- WHAT YOU WILL DO
Using the records below, locate all lines containing "Special" and return them.

━━ SOURCE DATA

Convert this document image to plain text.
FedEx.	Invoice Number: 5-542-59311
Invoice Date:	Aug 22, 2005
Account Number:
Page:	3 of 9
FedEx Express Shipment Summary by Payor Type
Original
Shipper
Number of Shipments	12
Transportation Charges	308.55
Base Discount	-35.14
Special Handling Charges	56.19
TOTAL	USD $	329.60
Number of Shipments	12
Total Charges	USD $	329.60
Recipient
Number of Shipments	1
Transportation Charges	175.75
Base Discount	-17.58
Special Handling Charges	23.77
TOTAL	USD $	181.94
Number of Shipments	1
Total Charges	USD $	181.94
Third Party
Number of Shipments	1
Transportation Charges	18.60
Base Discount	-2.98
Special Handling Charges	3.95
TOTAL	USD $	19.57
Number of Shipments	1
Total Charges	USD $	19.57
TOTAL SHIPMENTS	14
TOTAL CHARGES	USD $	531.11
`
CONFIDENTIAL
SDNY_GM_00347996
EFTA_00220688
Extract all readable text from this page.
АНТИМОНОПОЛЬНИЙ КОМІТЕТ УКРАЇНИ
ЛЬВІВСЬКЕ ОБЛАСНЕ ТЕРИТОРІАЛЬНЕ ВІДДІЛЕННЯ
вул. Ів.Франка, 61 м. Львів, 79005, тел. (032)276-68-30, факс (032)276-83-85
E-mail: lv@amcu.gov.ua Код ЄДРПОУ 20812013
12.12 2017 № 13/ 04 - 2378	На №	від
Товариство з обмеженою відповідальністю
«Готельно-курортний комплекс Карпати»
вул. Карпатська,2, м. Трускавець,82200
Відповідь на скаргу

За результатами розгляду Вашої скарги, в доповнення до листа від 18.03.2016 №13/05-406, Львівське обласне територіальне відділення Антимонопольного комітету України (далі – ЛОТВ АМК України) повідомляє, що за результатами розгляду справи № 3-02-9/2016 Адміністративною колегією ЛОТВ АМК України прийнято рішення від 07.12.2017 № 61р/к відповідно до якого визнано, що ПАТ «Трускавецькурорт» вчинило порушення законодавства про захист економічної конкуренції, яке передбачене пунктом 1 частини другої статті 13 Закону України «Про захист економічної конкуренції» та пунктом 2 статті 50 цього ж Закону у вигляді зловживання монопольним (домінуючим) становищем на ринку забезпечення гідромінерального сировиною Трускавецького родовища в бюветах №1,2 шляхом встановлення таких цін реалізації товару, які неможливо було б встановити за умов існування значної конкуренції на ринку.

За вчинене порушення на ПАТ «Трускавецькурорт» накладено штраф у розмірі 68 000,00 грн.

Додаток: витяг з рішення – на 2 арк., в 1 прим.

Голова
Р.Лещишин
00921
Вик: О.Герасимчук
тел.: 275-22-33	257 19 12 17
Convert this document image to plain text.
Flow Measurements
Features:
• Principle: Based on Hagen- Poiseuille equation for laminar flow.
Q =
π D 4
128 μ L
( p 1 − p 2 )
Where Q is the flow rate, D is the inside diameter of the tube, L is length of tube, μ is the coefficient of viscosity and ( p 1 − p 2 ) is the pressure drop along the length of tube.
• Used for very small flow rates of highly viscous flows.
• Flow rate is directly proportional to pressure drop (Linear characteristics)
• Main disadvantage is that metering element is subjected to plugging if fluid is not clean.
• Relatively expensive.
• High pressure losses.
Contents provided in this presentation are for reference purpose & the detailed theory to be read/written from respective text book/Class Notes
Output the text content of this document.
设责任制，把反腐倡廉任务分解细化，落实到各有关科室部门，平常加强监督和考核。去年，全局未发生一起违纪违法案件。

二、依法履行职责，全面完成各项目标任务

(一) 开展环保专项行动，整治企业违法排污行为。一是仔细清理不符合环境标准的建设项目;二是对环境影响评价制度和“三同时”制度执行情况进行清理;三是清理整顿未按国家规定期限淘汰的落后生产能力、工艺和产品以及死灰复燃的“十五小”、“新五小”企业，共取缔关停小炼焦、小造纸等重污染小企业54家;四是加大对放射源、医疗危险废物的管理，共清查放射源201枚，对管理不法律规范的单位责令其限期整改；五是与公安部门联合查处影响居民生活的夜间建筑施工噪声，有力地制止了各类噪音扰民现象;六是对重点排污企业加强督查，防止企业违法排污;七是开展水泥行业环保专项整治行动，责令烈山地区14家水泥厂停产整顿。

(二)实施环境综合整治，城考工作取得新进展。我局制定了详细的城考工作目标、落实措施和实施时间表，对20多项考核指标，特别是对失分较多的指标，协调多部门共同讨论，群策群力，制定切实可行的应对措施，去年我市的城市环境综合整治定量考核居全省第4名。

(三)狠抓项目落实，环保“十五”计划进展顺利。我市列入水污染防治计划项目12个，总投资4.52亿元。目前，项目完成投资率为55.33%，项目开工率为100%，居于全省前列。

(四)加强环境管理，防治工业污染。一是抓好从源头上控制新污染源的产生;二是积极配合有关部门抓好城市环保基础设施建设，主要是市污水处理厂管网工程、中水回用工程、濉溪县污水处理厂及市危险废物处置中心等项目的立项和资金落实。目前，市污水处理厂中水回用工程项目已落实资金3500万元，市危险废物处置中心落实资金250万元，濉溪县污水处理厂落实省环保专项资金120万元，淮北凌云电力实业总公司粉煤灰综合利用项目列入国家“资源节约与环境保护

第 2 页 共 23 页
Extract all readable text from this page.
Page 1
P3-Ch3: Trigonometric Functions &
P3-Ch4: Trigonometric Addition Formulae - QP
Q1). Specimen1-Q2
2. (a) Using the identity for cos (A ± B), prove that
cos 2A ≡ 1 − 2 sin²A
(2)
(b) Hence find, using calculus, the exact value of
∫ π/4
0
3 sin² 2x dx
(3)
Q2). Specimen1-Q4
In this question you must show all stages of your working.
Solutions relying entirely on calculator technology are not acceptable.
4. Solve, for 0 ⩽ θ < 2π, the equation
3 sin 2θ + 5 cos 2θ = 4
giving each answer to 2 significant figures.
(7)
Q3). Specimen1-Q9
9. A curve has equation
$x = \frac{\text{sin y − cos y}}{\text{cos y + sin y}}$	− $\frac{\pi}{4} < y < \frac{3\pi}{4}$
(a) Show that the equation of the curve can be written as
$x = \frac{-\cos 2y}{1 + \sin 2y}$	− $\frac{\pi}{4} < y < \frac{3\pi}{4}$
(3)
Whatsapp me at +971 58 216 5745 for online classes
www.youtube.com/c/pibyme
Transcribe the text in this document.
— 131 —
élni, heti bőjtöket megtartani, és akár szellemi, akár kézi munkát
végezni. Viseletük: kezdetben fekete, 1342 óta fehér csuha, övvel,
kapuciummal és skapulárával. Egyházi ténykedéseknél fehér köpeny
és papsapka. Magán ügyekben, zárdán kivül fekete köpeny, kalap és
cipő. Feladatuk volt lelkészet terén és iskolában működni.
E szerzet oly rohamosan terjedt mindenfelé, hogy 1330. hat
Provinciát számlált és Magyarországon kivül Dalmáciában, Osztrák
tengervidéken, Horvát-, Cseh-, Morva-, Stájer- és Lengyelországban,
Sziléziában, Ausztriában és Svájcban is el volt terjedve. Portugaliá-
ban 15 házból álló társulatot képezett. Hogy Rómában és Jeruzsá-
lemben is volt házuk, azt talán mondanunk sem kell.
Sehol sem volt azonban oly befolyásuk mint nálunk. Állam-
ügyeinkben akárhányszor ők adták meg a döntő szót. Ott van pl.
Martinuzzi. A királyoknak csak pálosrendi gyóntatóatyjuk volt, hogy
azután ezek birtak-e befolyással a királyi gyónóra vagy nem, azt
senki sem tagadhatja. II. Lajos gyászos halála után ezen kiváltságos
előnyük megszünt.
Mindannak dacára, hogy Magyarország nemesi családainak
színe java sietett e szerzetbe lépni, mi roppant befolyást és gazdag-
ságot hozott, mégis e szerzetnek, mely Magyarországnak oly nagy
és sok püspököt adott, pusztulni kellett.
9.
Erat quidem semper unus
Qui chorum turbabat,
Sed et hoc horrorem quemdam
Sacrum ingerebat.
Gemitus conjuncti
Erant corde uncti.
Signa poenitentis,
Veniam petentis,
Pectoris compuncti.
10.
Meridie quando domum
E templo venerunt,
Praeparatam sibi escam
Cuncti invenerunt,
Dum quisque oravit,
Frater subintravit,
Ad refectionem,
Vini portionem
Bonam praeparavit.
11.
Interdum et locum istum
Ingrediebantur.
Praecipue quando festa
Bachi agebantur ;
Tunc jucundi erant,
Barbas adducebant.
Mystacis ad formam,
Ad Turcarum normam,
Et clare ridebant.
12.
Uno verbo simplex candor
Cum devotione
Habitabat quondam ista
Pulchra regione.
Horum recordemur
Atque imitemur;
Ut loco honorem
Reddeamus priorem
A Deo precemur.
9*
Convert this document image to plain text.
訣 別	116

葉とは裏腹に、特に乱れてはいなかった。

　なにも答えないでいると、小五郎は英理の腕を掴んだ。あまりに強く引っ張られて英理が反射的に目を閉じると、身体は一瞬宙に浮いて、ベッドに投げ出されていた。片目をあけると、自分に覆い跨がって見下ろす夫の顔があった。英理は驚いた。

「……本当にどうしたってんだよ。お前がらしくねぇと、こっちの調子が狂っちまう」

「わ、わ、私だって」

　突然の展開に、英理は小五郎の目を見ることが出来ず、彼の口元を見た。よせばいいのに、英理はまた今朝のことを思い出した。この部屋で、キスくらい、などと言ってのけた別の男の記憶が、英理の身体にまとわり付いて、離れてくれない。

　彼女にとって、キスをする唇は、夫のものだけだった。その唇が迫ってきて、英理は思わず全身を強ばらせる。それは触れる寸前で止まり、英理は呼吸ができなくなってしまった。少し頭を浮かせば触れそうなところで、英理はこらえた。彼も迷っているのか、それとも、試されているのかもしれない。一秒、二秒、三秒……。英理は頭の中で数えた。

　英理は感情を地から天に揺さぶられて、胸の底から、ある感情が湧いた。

━━━━

- OUTPUT OF THE TASK
Special Handling Charges	56.19
Special Handling Charges	23.77
Special Handling Charges	3.95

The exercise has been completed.